◆ **YOUR INSTRUCTIONS**: Exact repetition of every entry is required.
--- begin PROVIDED RECORDS ---
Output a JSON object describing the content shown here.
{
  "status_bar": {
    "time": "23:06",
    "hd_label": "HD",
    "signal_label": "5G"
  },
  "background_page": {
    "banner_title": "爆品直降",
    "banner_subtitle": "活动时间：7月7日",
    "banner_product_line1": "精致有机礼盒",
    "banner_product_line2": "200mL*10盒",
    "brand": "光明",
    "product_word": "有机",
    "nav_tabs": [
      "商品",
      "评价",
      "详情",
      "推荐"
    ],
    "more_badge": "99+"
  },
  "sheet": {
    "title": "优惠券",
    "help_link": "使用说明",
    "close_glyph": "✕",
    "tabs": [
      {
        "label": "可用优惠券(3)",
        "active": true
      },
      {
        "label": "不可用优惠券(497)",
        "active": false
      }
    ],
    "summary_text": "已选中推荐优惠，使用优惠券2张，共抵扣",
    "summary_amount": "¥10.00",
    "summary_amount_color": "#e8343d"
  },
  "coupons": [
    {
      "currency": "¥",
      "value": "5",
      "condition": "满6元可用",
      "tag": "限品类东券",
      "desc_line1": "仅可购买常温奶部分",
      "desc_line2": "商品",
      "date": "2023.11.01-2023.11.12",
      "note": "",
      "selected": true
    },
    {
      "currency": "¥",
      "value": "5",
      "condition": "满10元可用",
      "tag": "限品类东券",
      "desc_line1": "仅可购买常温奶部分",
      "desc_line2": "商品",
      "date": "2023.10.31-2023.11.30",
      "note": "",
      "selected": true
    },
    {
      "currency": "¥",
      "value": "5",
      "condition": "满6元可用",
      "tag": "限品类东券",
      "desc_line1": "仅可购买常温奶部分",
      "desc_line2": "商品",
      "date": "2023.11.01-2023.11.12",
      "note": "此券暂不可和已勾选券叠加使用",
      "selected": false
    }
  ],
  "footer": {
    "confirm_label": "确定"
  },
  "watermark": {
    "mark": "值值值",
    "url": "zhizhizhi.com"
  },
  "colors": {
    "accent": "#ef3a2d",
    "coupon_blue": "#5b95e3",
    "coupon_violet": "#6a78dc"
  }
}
--- end PROVIDED RECORDS ---
◆ **SOLUTION**:
Output a JSON object describing the content shown here.
{
  "status_bar": {
    "time": "23:06",
    "hd_label": "HD",
    "signal_label": "5G"
  },
  "background_page": {
    "banner_title": "爆品直降",
    "banner_subtitle": "活动时间：7月7日",
    "banner_product_line1": "精致有机礼盒",
    "banner_product_line2": "200mL*10盒",
    "brand": "光明",
    "product_word": "有机",
    "nav_tabs": [
      "商品",
      "评价",
      "详情",
      "推荐"
    ],
    "more_badge": "99+"
  },
  "sheet": {
    "title": "优惠券",
    "help_link": "使用说明",
    "close_glyph": "✕",
    "tabs": [
      {
        "label": "可用优惠券(3)",
        "active": true
      },
      {
        "label": "不可用优惠券(497)",
        "active": false
      }
    ],
    "summary_text": "已选中推荐优惠，使用优惠券2张，共抵扣",
    "summary_amount": "¥10.00",
    "summary_amount_color": "#e8343d"
  },
  "coupons": [
    {
      "currency": "¥",
      "value": "5",
      "condition": "满6元可用",
      "tag": "限品类东券",
      "desc_line1": "仅可购买常温奶部分",
      "desc_line2": "商品",
      "date": "2023.11.01-2023.11.12",
      "note": "",
      "selected": true
    },
    {
      "currency": "¥",
      "value": "5",
      "condition": "满10元可用",
      "tag": "限品类东券",
      "desc_line1": "仅可购买常温奶部分",
      "desc_line2": "商品",
      "date": "2023.10.31-2023.11.30",
      "note": "",
      "selected": true
    },
    {
      "currency": "¥",
      "value": "5",
      "condition": "满6元可用",
      "tag": "限品类东券",
      "desc_line1": "仅可购买常温奶部分",
      "desc_line2": "商品",
      "date": "2023.11.01-2023.11.12",
      "note": "此券暂不可和已勾选券叠加使用",
      "selected": false
    }
  ],
  "footer": {
    "confirm_label": "确定"
  },
  "watermark": {
    "mark": "值值值",
    "url": "zhizhizhi.com"
  },
  "colors": {
    "accent": "#ef3a2d",
    "coupon_blue": "#5b95e3",
    "coupon_violet": "#6a78dc"
  }
}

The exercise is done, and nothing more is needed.